## Dataset records
--
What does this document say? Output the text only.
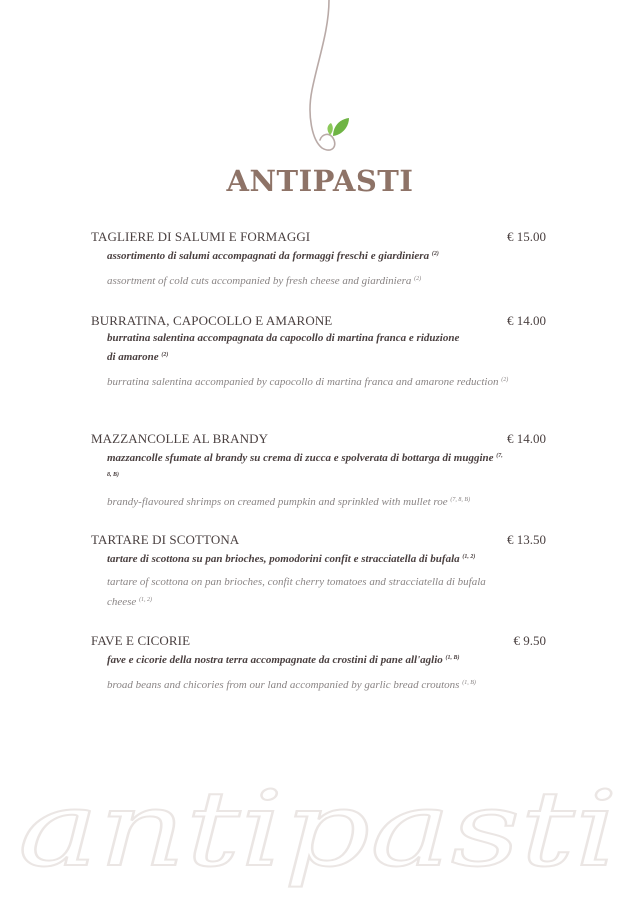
ANTIPASTI
TAGLIERE DI SALUMI E FORMAGGI	€ 15.00
assortimento di salumi accompagnati da formaggi freschi e giardiniera $^{(2)}$
assortment of cold cuts accompanied by fresh cheese and giardiniera $^{(2)}$
BURRATINA, CAPOCOLLO E AMARONE	€ 14.00
burratina salentina accompagnata da capocollo di martina franca e riduzione di amarone $^{(2)}$
burratina salentina accompanied by capocollo di martina franca and amarone reduction $^{(2)}$
MAZZANCOLLE AL BRANDY	€ 14.00
mazzancolle sfumate al brandy su crema di zucca e spolverata di bottarga di muggine $^{(7, 8, B)}$
brandy-flavoured shrimps on creamed pumpkin and sprinkled with mullet roe $^{(7, 8, B)}$
TARTARE DI SCOTTONA	€ 13.50
tartare di scottona su pan brioches, pomodorini confit e stracciatella di bufala $^{(1, 2)}$
tartare of scottona on pan brioches, confit cherry tomatoes and stracciatella di bufala cheese $^{(1, 2)}$
FAVE E CICORIE	€ 9.50
fave e cicorie della nostra terra accompagnate da crostini di pane all'aglio $^{(1, B)}$
broad beans and chicories from our land accompanied by garlic bread croutons $^{(1, B)}$
antipasti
--
## The exercise
Write every record out again exactly; no pictures belong in the copy.

## Problem solution
What does this document say? Output the text only.
ANTIPASTI
TAGLIERE DI SALUMI E FORMAGGI	€ 15.00
assortimento di salumi accompagnati da formaggi freschi e giardiniera $^{(2)}$
assortment of cold cuts accompanied by fresh cheese and giardiniera $^{(2)}$
BURRATINA, CAPOCOLLO E AMARONE	€ 14.00
burratina salentina accompagnata da capocollo di martina franca e riduzione di amarone $^{(2)}$
burratina salentina accompanied by capocollo di martina franca and amarone reduction $^{(2)}$
MAZZANCOLLE AL BRANDY	€ 14.00
mazzancolle sfumate al brandy su crema di zucca e spolverata di bottarga di muggine $^{(7, 8, B)}$
brandy-flavoured shrimps on creamed pumpkin and sprinkled with mullet roe $^{(7, 8, B)}$
TARTARE DI SCOTTONA	€ 13.50
tartare di scottona su pan brioches, pomodorini confit e stracciatella di bufala $^{(1, 2)}$
tartare of scottona on pan brioches, confit cherry tomatoes and stracciatella di bufala cheese $^{(1, 2)}$
FAVE E CICORIE	€ 9.50
fave e cicorie della nostra terra accompagnate da crostini di pane all'aglio $^{(1, B)}$
broad beans and chicories from our land accompanied by garlic bread croutons $^{(1, B)}$
antipasti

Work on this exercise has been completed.